§ **INSTRUCTIONS TO FOLLOW**
Give the entries again exactly, every one of them.

§ **SUPPLIED RECORDS**

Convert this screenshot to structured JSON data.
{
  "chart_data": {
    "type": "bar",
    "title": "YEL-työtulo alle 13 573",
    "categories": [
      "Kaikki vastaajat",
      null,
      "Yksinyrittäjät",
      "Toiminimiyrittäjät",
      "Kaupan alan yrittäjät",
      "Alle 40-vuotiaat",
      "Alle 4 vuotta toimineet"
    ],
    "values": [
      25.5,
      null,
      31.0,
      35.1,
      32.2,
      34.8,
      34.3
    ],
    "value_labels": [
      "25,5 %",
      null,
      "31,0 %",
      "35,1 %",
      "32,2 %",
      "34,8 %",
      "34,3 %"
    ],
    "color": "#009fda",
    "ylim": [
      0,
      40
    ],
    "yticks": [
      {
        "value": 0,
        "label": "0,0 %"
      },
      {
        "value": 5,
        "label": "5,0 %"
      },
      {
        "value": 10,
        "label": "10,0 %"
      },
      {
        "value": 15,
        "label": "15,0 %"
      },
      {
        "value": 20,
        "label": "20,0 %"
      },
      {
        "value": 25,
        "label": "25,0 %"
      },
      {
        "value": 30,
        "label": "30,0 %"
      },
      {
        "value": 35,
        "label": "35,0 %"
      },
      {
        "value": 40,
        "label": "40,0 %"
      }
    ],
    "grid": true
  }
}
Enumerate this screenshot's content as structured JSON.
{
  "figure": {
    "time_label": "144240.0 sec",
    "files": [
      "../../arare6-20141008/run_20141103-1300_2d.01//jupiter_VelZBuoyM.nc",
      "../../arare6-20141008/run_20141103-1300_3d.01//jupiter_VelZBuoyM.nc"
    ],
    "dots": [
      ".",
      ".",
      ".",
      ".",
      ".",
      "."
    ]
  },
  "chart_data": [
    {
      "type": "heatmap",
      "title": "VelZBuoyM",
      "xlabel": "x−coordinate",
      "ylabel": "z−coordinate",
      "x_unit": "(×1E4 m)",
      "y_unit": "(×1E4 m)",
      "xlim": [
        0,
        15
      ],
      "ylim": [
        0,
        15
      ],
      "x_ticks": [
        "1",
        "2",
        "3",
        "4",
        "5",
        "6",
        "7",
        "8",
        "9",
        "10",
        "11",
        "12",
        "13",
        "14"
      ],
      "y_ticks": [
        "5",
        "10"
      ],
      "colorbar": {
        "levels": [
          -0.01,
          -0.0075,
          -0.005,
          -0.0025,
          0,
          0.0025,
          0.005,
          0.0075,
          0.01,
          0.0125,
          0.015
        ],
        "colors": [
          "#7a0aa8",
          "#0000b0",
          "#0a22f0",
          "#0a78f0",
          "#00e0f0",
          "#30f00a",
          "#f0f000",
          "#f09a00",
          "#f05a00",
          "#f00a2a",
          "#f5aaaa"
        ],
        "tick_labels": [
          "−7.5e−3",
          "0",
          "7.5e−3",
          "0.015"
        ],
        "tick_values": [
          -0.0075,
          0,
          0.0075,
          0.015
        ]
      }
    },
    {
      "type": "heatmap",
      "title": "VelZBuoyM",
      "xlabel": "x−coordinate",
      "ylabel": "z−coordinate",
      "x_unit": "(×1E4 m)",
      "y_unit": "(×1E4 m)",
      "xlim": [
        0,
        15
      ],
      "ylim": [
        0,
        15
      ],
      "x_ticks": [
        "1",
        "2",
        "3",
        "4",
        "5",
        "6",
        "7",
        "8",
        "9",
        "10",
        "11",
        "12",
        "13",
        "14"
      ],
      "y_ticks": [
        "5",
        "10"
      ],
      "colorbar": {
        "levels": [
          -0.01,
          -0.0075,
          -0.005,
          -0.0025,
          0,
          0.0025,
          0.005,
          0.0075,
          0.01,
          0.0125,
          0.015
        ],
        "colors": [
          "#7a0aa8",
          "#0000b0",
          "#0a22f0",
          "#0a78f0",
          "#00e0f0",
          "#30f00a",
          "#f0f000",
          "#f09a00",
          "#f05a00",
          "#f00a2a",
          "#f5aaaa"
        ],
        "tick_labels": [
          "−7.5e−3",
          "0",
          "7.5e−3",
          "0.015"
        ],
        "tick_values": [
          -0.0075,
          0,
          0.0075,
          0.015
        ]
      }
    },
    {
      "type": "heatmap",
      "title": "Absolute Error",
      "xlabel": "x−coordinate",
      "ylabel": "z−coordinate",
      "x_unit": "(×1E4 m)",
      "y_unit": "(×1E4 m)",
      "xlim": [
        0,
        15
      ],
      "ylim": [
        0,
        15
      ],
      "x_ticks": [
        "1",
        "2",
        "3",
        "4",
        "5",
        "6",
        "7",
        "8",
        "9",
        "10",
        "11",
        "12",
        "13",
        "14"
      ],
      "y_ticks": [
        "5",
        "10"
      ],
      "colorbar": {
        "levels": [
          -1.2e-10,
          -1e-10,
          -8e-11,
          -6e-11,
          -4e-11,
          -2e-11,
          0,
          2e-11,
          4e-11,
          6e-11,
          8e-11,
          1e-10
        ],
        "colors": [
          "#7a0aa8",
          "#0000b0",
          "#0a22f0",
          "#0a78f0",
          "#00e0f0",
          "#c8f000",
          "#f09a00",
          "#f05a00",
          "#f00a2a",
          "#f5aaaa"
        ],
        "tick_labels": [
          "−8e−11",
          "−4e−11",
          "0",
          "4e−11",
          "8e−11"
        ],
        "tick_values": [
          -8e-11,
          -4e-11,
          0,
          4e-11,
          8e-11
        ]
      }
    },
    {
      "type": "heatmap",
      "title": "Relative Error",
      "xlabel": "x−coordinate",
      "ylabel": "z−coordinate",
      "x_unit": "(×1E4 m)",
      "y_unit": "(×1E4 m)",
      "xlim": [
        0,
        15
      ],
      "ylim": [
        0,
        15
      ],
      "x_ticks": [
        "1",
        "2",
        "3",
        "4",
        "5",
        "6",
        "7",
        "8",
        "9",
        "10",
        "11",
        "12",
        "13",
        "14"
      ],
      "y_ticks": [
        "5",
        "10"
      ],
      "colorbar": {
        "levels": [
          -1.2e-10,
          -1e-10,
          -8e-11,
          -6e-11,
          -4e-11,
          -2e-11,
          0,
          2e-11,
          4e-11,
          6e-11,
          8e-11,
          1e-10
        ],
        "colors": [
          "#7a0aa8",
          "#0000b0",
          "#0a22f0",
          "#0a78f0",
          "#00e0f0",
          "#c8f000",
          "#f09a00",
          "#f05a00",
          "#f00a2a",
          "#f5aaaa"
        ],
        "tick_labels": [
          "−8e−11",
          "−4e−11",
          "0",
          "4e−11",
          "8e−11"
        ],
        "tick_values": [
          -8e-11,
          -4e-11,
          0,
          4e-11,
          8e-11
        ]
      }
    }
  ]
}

§ **TASK RESULT**
Convert this screenshot to structured JSON data.
{
  "chart_data": {
    "type": "bar",
    "title": "YEL-työtulo alle 13 573",
    "categories": [
      "Kaikki vastaajat",
      null,
      "Yksinyrittäjät",
      "Toiminimiyrittäjät",
      "Kaupan alan yrittäjät",
      "Alle 40-vuotiaat",
      "Alle 4 vuotta toimineet"
    ],
    "values": [
      25.5,
      null,
      31.0,
      35.1,
      32.2,
      34.8,
      34.3
    ],
    "value_labels": [
      "25,5 %",
      null,
      "31,0 %",
      "35,1 %",
      "32,2 %",
      "34,8 %",
      "34,3 %"
    ],
    "color": "#009fda",
    "ylim": [
      0,
      40
    ],
    "yticks": [
      {
        "value": 0,
        "label": "0,0 %"
      },
      {
        "value": 5,
        "label": "5,0 %"
      },
      {
        "value": 10,
        "label": "10,0 %"
      },
      {
        "value": 15,
        "label": "15,0 %"
      },
      {
        "value": 20,
        "label": "20,0 %"
      },
      {
        "value": 25,
        "label": "25,0 %"
      },
      {
        "value": 30,
        "label": "30,0 %"
      },
      {
        "value": 35,
        "label": "35,0 %"
      },
      {
        "value": 40,
        "label": "40,0 %"
      }
    ],
    "grid": true
  }
}
Enumerate this screenshot's content as structured JSON.
{
  "figure": {
    "time_label": "144240.0 sec",
    "files": [
      "../../arare6-20141008/run_20141103-1300_2d.01//jupiter_VelZBuoyM.nc",
      "../../arare6-20141008/run_20141103-1300_3d.01//jupiter_VelZBuoyM.nc"
    ],
    "dots": [
      ".",
      ".",
      ".",
      ".",
      ".",
      "."
    ]
  },
  "chart_data": [
    {
      "type": "heatmap",
      "title": "VelZBuoyM",
      "xlabel": "x−coordinate",
      "ylabel": "z−coordinate",
      "x_unit": "(×1E4 m)",
      "y_unit": "(×1E4 m)",
      "xlim": [
        0,
        15
      ],
      "ylim": [
        0,
        15
      ],
      "x_ticks": [
        "1",
        "2",
        "3",
        "4",
        "5",
        "6",
        "7",
        "8",
        "9",
        "10",
        "11",
        "12",
        "13",
        "14"
      ],
      "y_ticks": [
        "5",
        "10"
      ],
      "colorbar": {
        "levels": [
          -0.01,
          -0.0075,
          -0.005,
          -0.0025,
          0,
          0.0025,
          0.005,
          0.0075,
          0.01,
          0.0125,
          0.015
        ],
        "colors": [
          "#7a0aa8",
          "#0000b0",
          "#0a22f0",
          "#0a78f0",
          "#00e0f0",
          "#30f00a",
          "#f0f000",
          "#f09a00",
          "#f05a00",
          "#f00a2a",
          "#f5aaaa"
        ],
        "tick_labels": [
          "−7.5e−3",
          "0",
          "7.5e−3",
          "0.015"
        ],
        "tick_values": [
          -0.0075,
          0,
          0.0075,
          0.015
        ]
      }
    },
    {
      "type": "heatmap",
      "title": "VelZBuoyM",
      "xlabel": "x−coordinate",
      "ylabel": "z−coordinate",
      "x_unit": "(×1E4 m)",
      "y_unit": "(×1E4 m)",
      "xlim": [
        0,
        15
      ],
      "ylim": [
        0,
        15
      ],
      "x_ticks": [
        "1",
        "2",
        "3",
        "4",
        "5",
        "6",
        "7",
        "8",
        "9",
        "10",
        "11",
        "12",
        "13",
        "14"
      ],
      "y_ticks": [
        "5",
        "10"
      ],
      "colorbar": {
        "levels": [
          -0.01,
          -0.0075,
          -0.005,
          -0.0025,
          0,
          0.0025,
          0.005,
          0.0075,
          0.01,
          0.0125,
          0.015
        ],
        "colors": [
          "#7a0aa8",
          "#0000b0",
          "#0a22f0",
          "#0a78f0",
          "#00e0f0",
          "#30f00a",
          "#f0f000",
          "#f09a00",
          "#f05a00",
          "#f00a2a",
          "#f5aaaa"
        ],
        "tick_labels": [
          "−7.5e−3",
          "0",
          "7.5e−3",
          "0.015"
        ],
        "tick_values": [
          -0.0075,
          0,
          0.0075,
          0.015
        ]
      }
    },
    {
      "type": "heatmap",
      "title": "Absolute Error",
      "xlabel": "x−coordinate",
      "ylabel": "z−coordinate",
      "x_unit": "(×1E4 m)",
      "y_unit": "(×1E4 m)",
      "xlim": [
        0,
        15
      ],
      "ylim": [
        0,
        15
      ],
      "x_ticks": [
        "1",
        "2",
        "3",
        "4",
        "5",
        "6",
        "7",
        "8",
        "9",
        "10",
        "11",
        "12",
        "13",
        "14"
      ],
      "y_ticks": [
        "5",
        "10"
      ],
      "colorbar": {
        "levels": [
          -1.2e-10,
          -1e-10,
          -8e-11,
          -6e-11,
          -4e-11,
          -2e-11,
          0,
          2e-11,
          4e-11,
          6e-11,
          8e-11,
          1e-10
        ],
        "colors": [
          "#7a0aa8",
          "#0000b0",
          "#0a22f0",
          "#0a78f0",
          "#00e0f0",
          "#c8f000",
          "#f09a00",
          "#f05a00",
          "#f00a2a",
          "#f5aaaa"
        ],
        "tick_labels": [
          "−8e−11",
          "−4e−11",
          "0",
          "4e−11",
          "8e−11"
        ],
        "tick_values": [
          -8e-11,
          -4e-11,
          0,
          4e-11,
          8e-11
        ]
      }
    },
    {
      "type": "heatmap",
      "title": "Relative Error",
      "xlabel": "x−coordinate",
      "ylabel": "z−coordinate",
      "x_unit": "(×1E4 m)",
      "y_unit": "(×1E4 m)",
      "xlim": [
        0,
        15
      ],
      "ylim": [
        0,
        15
      ],
      "x_ticks": [
        "1",
        "2",
        "3",
        "4",
        "5",
        "6",
        "7",
        "8",
        "9",
        "10",
        "11",
        "12",
        "13",
        "14"
      ],
      "y_ticks": [
        "5",
        "10"
      ],
      "colorbar": {
        "levels": [
          -1.2e-10,
          -1e-10,
          -8e-11,
          -6e-11,
          -4e-11,
          -2e-11,
          0,
          2e-11,
          4e-11,
          6e-11,
          8e-11,
          1e-10
        ],
        "colors": [
          "#7a0aa8",
          "#0000b0",
          "#0a22f0",
          "#0a78f0",
          "#00e0f0",
          "#c8f000",
          "#f09a00",
          "#f05a00",
          "#f00a2a",
          "#f5aaaa"
        ],
        "tick_labels": [
          "−8e−11",
          "−4e−11",
          "0",
          "4e−11",
          "8e−11"
        ],
        "tick_values": [
          -8e-11,
          -4e-11,
          0,
          4e-11,
          8e-11
        ]
      }
    }
  ]
}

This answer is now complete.